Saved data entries

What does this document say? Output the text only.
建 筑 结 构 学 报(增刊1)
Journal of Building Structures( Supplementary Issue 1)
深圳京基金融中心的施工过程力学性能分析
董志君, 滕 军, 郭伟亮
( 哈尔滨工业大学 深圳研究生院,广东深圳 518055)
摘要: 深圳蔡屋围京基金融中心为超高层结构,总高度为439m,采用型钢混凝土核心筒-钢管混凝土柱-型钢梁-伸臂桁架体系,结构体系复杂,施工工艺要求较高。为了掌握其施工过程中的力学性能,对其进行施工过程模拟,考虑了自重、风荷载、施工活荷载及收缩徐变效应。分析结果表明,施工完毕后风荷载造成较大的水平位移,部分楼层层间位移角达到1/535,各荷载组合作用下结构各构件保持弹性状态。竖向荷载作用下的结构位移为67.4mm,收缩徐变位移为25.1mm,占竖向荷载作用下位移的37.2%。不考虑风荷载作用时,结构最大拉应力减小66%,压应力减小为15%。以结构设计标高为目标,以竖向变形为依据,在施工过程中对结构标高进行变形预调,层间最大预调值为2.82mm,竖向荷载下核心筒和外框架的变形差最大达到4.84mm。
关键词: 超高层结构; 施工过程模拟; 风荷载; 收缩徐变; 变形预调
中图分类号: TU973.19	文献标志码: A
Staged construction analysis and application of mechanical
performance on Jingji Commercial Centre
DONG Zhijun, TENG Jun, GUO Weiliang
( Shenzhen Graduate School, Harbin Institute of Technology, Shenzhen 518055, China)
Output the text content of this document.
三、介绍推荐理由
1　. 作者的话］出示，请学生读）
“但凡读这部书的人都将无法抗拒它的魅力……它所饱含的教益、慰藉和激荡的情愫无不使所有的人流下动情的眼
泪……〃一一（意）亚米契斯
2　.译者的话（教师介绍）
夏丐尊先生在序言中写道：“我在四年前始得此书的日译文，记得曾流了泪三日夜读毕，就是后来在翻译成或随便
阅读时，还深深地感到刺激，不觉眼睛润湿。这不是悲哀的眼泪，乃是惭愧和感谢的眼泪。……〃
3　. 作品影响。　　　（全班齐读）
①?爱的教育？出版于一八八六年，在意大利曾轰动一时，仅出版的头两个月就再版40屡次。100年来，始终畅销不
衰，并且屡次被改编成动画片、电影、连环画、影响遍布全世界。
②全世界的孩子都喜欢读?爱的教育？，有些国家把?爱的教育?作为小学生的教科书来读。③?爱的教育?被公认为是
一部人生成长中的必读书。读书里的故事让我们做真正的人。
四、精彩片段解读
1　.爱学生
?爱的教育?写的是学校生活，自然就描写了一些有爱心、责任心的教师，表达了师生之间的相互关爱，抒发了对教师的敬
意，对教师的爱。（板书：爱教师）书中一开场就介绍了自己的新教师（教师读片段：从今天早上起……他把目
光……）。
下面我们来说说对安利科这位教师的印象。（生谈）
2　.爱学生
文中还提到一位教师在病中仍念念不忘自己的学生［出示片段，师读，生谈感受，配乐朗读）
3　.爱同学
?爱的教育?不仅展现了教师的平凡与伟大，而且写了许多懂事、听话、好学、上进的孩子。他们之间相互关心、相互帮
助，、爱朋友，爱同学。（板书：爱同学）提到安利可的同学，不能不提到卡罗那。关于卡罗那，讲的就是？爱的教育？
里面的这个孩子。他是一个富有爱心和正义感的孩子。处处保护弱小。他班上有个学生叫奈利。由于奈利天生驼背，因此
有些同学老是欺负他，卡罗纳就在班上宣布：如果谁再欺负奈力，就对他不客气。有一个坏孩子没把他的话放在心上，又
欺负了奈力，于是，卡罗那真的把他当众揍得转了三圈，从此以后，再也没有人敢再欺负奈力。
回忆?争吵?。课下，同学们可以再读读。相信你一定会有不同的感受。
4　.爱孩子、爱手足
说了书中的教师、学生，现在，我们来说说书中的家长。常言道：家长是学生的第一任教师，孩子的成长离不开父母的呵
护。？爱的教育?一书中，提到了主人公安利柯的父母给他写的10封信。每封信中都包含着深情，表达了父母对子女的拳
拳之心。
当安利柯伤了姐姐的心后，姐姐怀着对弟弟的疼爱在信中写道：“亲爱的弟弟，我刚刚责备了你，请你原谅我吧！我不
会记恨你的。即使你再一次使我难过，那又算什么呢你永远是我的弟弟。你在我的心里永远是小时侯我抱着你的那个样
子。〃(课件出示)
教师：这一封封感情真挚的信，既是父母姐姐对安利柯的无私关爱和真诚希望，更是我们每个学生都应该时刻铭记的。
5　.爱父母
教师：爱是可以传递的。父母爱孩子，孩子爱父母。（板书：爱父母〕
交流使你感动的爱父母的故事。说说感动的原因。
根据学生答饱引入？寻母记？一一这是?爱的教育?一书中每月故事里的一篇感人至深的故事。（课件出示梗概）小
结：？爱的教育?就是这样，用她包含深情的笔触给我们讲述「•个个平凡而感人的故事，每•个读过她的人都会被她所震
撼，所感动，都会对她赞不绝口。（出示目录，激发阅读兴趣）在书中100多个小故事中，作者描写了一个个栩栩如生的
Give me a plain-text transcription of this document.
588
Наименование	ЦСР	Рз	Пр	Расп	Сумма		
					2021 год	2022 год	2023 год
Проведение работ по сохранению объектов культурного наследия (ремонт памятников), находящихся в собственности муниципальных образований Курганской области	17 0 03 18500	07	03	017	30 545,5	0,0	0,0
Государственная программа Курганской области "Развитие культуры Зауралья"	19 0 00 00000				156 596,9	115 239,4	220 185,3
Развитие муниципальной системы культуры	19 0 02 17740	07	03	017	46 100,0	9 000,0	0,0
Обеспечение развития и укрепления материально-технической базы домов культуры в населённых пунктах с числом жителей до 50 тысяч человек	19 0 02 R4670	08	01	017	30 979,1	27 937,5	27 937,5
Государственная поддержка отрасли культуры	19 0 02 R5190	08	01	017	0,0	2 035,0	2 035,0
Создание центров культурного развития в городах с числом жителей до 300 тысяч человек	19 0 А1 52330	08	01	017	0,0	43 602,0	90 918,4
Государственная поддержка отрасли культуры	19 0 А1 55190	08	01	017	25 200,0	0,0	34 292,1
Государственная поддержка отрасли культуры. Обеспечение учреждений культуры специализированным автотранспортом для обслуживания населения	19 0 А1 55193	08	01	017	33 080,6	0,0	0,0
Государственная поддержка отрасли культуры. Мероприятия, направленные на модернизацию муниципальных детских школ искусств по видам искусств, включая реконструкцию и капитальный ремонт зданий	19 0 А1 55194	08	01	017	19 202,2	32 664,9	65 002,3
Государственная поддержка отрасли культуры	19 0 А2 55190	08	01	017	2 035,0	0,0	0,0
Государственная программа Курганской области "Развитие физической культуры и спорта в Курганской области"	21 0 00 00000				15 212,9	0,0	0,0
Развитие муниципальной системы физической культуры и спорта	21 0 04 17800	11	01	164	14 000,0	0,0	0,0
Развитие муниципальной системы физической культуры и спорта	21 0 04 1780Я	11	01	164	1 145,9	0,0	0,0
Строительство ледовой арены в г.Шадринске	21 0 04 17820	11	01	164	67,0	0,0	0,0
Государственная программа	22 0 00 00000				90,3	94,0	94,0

■ Given exercise
Retype the data in full and match it exactly.

■ Full solution
What does this document say? Output the text only.
建 筑 结 构 学 报(增刊1)
Journal of Building Structures( Supplementary Issue 1)
深圳京基金融中心的施工过程力学性能分析
董志君, 滕 军, 郭伟亮
( 哈尔滨工业大学 深圳研究生院,广东深圳 518055)
摘要: 深圳蔡屋围京基金融中心为超高层结构,总高度为439m,采用型钢混凝土核心筒-钢管混凝土柱-型钢梁-伸臂桁架体系,结构体系复杂,施工工艺要求较高。为了掌握其施工过程中的力学性能,对其进行施工过程模拟,考虑了自重、风荷载、施工活荷载及收缩徐变效应。分析结果表明,施工完毕后风荷载造成较大的水平位移,部分楼层层间位移角达到1/535,各荷载组合作用下结构各构件保持弹性状态。竖向荷载作用下的结构位移为67.4mm,收缩徐变位移为25.1mm,占竖向荷载作用下位移的37.2%。不考虑风荷载作用时,结构最大拉应力减小66%,压应力减小为15%。以结构设计标高为目标,以竖向变形为依据,在施工过程中对结构标高进行变形预调,层间最大预调值为2.82mm,竖向荷载下核心筒和外框架的变形差最大达到4.84mm。
关键词: 超高层结构; 施工过程模拟; 风荷载; 收缩徐变; 变形预调
中图分类号: TU973.19	文献标志码: A
Staged construction analysis and application of mechanical
performance on Jingji Commercial Centre
DONG Zhijun, TENG Jun, GUO Weiliang
( Shenzhen Graduate School, Harbin Institute of Technology, Shenzhen 518055, China)
Output the text content of this document.
三、介绍推荐理由
1　. 作者的话］出示，请学生读）
“但凡读这部书的人都将无法抗拒它的魅力……它所饱含的教益、慰藉和激荡的情愫无不使所有的人流下动情的眼
泪……〃一一（意）亚米契斯
2　.译者的话（教师介绍）
夏丐尊先生在序言中写道：“我在四年前始得此书的日译文，记得曾流了泪三日夜读毕，就是后来在翻译成或随便
阅读时，还深深地感到刺激，不觉眼睛润湿。这不是悲哀的眼泪，乃是惭愧和感谢的眼泪。……〃
3　. 作品影响。　　　（全班齐读）
①?爱的教育？出版于一八八六年，在意大利曾轰动一时，仅出版的头两个月就再版40屡次。100年来，始终畅销不
衰，并且屡次被改编成动画片、电影、连环画、影响遍布全世界。
②全世界的孩子都喜欢读?爱的教育？，有些国家把?爱的教育?作为小学生的教科书来读。③?爱的教育?被公认为是
一部人生成长中的必读书。读书里的故事让我们做真正的人。
四、精彩片段解读
1　.爱学生
?爱的教育?写的是学校生活，自然就描写了一些有爱心、责任心的教师，表达了师生之间的相互关爱，抒发了对教师的敬
意，对教师的爱。（板书：爱教师）书中一开场就介绍了自己的新教师（教师读片段：从今天早上起……他把目
光……）。
下面我们来说说对安利科这位教师的印象。（生谈）
2　.爱学生
文中还提到一位教师在病中仍念念不忘自己的学生［出示片段，师读，生谈感受，配乐朗读）
3　.爱同学
?爱的教育?不仅展现了教师的平凡与伟大，而且写了许多懂事、听话、好学、上进的孩子。他们之间相互关心、相互帮
助，、爱朋友，爱同学。（板书：爱同学）提到安利可的同学，不能不提到卡罗那。关于卡罗那，讲的就是？爱的教育？
里面的这个孩子。他是一个富有爱心和正义感的孩子。处处保护弱小。他班上有个学生叫奈利。由于奈利天生驼背，因此
有些同学老是欺负他，卡罗纳就在班上宣布：如果谁再欺负奈力，就对他不客气。有一个坏孩子没把他的话放在心上，又
欺负了奈力，于是，卡罗那真的把他当众揍得转了三圈，从此以后，再也没有人敢再欺负奈力。
回忆?争吵?。课下，同学们可以再读读。相信你一定会有不同的感受。
4　.爱孩子、爱手足
说了书中的教师、学生，现在，我们来说说书中的家长。常言道：家长是学生的第一任教师，孩子的成长离不开父母的呵
护。？爱的教育?一书中，提到了主人公安利柯的父母给他写的10封信。每封信中都包含着深情，表达了父母对子女的拳
拳之心。
当安利柯伤了姐姐的心后，姐姐怀着对弟弟的疼爱在信中写道：“亲爱的弟弟，我刚刚责备了你，请你原谅我吧！我不
会记恨你的。即使你再一次使我难过，那又算什么呢你永远是我的弟弟。你在我的心里永远是小时侯我抱着你的那个样
子。〃(课件出示)
教师：这一封封感情真挚的信，既是父母姐姐对安利柯的无私关爱和真诚希望，更是我们每个学生都应该时刻铭记的。
5　.爱父母
教师：爱是可以传递的。父母爱孩子，孩子爱父母。（板书：爱父母〕
交流使你感动的爱父母的故事。说说感动的原因。
根据学生答饱引入？寻母记？一一这是?爱的教育?一书中每月故事里的一篇感人至深的故事。（课件出示梗概）小
结：？爱的教育?就是这样，用她包含深情的笔触给我们讲述「•个个平凡而感人的故事，每•个读过她的人都会被她所震
撼，所感动，都会对她赞不绝口。（出示目录，激发阅读兴趣）在书中100多个小故事中，作者描写了一个个栩栩如生的
Give me a plain-text transcription of this document.
588
Наименование	ЦСР	Рз	Пр	Расп	Сумма		
					2021 год	2022 год	2023 год
Проведение работ по сохранению объектов культурного наследия (ремонт памятников), находящихся в собственности муниципальных образований Курганской области	17 0 03 18500	07	03	017	30 545,5	0,0	0,0
Государственная программа Курганской области "Развитие культуры Зауралья"	19 0 00 00000				156 596,9	115 239,4	220 185,3
Развитие муниципальной системы культуры	19 0 02 17740	07	03	017	46 100,0	9 000,0	0,0
Обеспечение развития и укрепления материально-технической базы домов культуры в населённых пунктах с числом жителей до 50 тысяч человек	19 0 02 R4670	08	01	017	30 979,1	27 937,5	27 937,5
Государственная поддержка отрасли культуры	19 0 02 R5190	08	01	017	0,0	2 035,0	2 035,0
Создание центров культурного развития в городах с числом жителей до 300 тысяч человек	19 0 А1 52330	08	01	017	0,0	43 602,0	90 918,4
Государственная поддержка отрасли культуры	19 0 А1 55190	08	01	017	25 200,0	0,0	34 292,1
Государственная поддержка отрасли культуры. Обеспечение учреждений культуры специализированным автотранспортом для обслуживания населения	19 0 А1 55193	08	01	017	33 080,6	0,0	0,0
Государственная поддержка отрасли культуры. Мероприятия, направленные на модернизацию муниципальных детских школ искусств по видам искусств, включая реконструкцию и капитальный ремонт зданий	19 0 А1 55194	08	01	017	19 202,2	32 664,9	65 002,3
Государственная поддержка отрасли культуры	19 0 А2 55190	08	01	017	2 035,0	0,0	0,0
Государственная программа Курганской области "Развитие физической культуры и спорта в Курганской области"	21 0 00 00000				15 212,9	0,0	0,0
Развитие муниципальной системы физической культуры и спорта	21 0 04 17800	11	01	164	14 000,0	0,0	0,0
Развитие муниципальной системы физической культуры и спорта	21 0 04 1780Я	11	01	164	1 145,9	0,0	0,0
Строительство ледовой арены в г.Шадринске	21 0 04 17820	11	01	164	67,0	0,0	0,0
Государственная программа	22 0 00 00000				90,3	94,0	94,0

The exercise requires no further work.